### TEXTE EXTRAIT
Élu meilleur joueur lors du Mondial 2010, Diego Forlán s’est révélé aux yeux du grand public en Afrique du Sud. Pourtant, l’Uruguayen avait déjà une grande partie de sa carrière derrière lui. Retour sur un parcours marqué par des coups d’éclats et un style à part.
10 juillet 2010. Le monde a les yeux rivés sur l’Espagne et les Pays-Bas, à la veille d’une finale de Coupe du Monde inédite. Sur le terrain, Diego Forlán s’offre un dernier instant de grâce en petite finale : une demi-volée claquée qui finit dans les buts allemands. Un geste qui symbolise sa Coupe du Monde hors du commun. Car dix ans plus tard, trois souvenirs subsistent de ce Mondial sud-africain : Knysna, la première étoile de l’Espagne et Diego Forlán. Sensation individuelle de la compétition, l’attaquant Uruguayen fut, le temps d’un été, le meilleur joueur du monde.

### CONSIGNES
**a)** Modifiez le passage du texte sur Diego Forlán qui commence aux mots « 10 juillet 2010. » et s'arrête après « joueur du monde. », en remplaçant « petite finale » par « match pour la troisième place ».
**b)** D'après le texte sur Diego Forlán, quels sont les trois souvenirs qui subsistent du Mondial sud-africain dix ans plus tard ?
Les lignes de données forment un matériau à part, indépendant du texte.

### EXTRAITS DE DONNÉES
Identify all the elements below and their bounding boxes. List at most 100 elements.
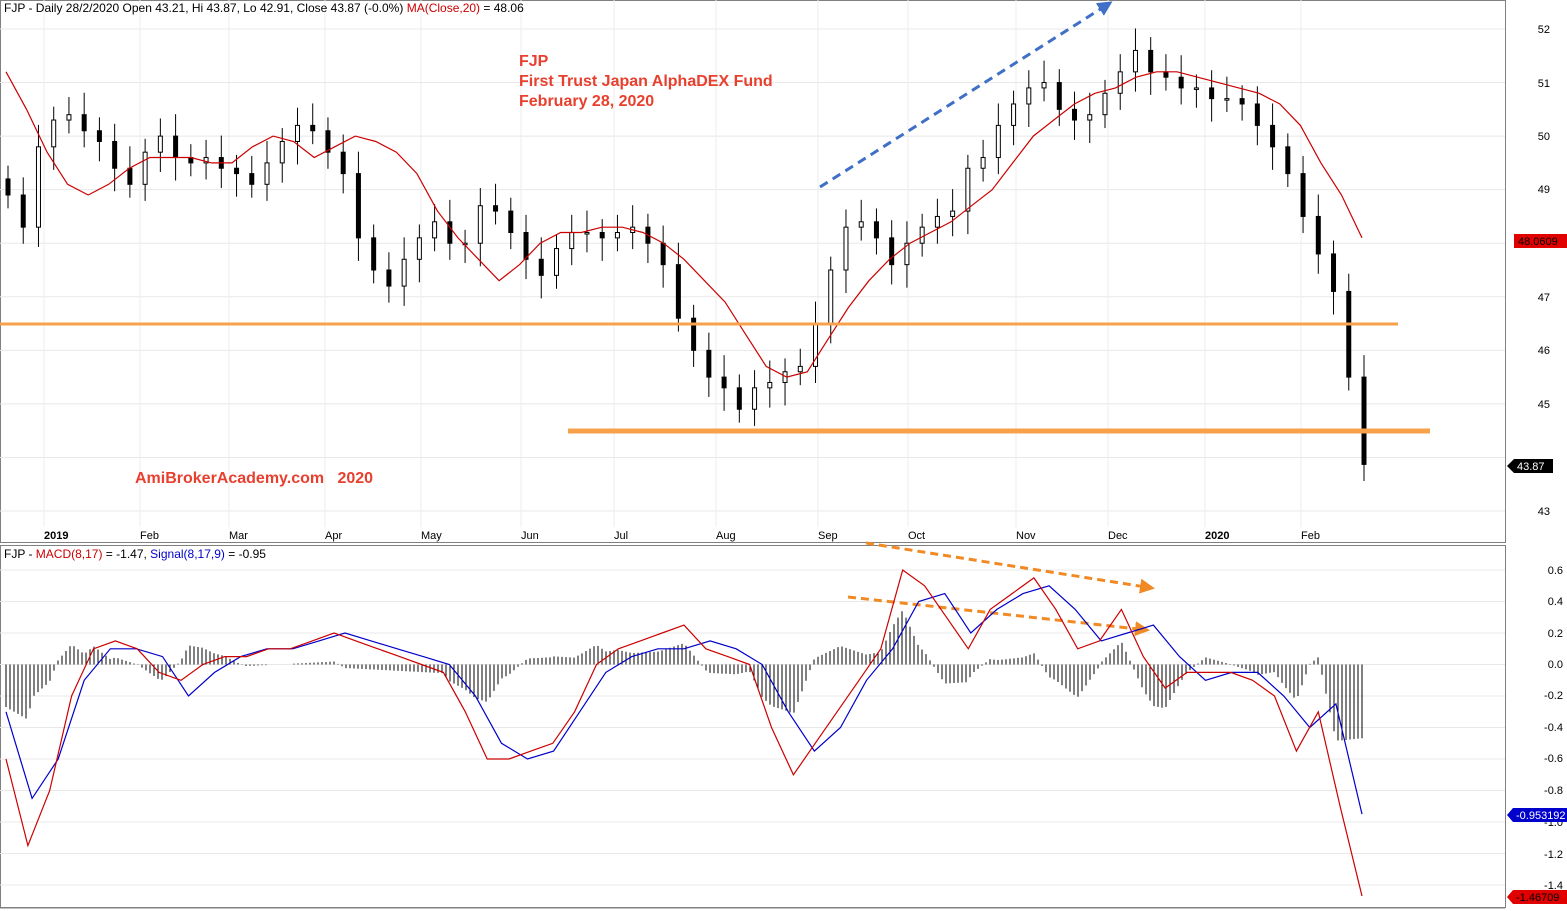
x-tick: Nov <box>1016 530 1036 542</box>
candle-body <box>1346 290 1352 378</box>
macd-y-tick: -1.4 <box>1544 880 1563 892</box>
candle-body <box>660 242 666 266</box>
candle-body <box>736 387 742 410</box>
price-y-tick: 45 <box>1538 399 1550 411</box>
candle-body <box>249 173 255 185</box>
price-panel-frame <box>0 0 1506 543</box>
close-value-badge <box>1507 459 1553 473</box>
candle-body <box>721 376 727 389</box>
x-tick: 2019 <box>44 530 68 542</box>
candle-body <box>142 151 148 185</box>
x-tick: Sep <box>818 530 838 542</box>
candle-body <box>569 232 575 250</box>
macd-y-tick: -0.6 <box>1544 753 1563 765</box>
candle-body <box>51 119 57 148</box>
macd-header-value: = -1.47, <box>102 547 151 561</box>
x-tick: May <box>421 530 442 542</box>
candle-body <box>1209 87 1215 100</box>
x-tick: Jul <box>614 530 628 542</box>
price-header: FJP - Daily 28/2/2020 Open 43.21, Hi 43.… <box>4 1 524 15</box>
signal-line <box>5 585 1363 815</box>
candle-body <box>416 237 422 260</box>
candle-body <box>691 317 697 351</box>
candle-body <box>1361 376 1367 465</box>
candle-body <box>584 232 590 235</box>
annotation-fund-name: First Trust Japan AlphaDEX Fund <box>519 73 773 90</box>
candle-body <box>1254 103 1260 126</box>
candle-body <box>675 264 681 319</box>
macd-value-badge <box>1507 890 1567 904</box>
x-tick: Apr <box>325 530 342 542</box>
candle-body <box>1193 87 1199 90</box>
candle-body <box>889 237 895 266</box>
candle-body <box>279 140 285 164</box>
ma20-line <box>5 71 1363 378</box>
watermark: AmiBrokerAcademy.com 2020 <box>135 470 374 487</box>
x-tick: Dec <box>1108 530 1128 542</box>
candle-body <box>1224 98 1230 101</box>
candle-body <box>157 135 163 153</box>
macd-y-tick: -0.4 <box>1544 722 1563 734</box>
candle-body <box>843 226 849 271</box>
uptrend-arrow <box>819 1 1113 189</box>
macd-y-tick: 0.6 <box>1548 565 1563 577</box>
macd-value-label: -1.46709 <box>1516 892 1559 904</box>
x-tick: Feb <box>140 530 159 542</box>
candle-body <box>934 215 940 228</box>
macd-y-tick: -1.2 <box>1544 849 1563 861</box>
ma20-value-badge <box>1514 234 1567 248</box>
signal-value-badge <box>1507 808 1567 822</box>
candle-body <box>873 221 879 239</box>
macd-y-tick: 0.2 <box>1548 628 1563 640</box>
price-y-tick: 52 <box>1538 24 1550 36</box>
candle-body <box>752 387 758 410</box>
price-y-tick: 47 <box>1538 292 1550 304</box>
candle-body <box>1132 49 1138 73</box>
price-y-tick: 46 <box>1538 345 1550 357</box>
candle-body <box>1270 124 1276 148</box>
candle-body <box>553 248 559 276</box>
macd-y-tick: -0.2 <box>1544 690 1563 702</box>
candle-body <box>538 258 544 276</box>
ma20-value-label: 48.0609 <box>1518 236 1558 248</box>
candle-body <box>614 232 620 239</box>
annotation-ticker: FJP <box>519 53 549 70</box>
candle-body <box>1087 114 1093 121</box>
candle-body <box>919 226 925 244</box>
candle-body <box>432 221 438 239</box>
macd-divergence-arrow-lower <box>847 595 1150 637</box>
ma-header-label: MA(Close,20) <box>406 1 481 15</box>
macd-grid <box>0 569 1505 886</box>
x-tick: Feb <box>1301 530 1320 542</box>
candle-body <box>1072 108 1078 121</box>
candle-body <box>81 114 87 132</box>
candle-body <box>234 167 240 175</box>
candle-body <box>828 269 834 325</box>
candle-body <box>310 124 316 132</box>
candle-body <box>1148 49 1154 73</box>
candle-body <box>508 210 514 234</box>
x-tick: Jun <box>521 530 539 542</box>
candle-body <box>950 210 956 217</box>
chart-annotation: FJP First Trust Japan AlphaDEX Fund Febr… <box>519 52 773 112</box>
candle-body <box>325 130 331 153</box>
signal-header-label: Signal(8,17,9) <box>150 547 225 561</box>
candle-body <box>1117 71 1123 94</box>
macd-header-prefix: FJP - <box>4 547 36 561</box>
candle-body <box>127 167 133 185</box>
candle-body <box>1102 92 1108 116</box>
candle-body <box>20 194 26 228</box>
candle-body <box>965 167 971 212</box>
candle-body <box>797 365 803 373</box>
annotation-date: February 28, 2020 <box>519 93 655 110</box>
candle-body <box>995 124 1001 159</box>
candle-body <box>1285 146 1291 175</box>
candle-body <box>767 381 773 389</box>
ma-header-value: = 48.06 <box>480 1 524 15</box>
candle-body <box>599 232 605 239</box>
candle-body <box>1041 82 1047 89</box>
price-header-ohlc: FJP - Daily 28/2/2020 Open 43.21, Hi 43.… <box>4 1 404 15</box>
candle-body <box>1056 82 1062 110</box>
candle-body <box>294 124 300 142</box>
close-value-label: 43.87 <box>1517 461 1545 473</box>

---

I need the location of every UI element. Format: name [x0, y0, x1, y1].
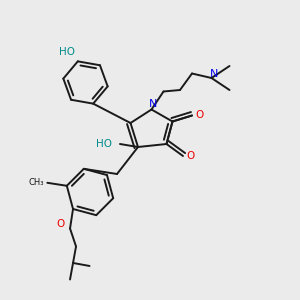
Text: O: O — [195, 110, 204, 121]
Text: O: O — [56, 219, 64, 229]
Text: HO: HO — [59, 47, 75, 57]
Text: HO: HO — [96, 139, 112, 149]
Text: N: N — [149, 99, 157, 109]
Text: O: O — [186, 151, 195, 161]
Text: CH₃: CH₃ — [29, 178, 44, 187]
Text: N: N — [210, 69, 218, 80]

### RÉPONSES
**a)**
10 juillet 2010. Le monde a les yeux rivés sur l’Espagne et les Pays-Bas, à la veille d’une finale de Coupe du Monde inédite. Sur le terrain, Diego Forlán s’offre un dernier instant de grâce en match pour la troisième place : une demi-volée claquée qui finit dans les buts allemands. Un geste qui symbolise sa Coupe du Monde hors du commun. Car dix ans plus tard, trois souvenirs subsistent de ce Mondial sud-africain : Knysna, la première étoile de l’Espagne et Diego Forlán. Sensation individuelle de la compétition, l’attaquant Uruguayen fut, le temps d’un été, le meilleur joueur du monde.

**b)** Knysna, la première étoile de l'Espagne et Diego Forlán.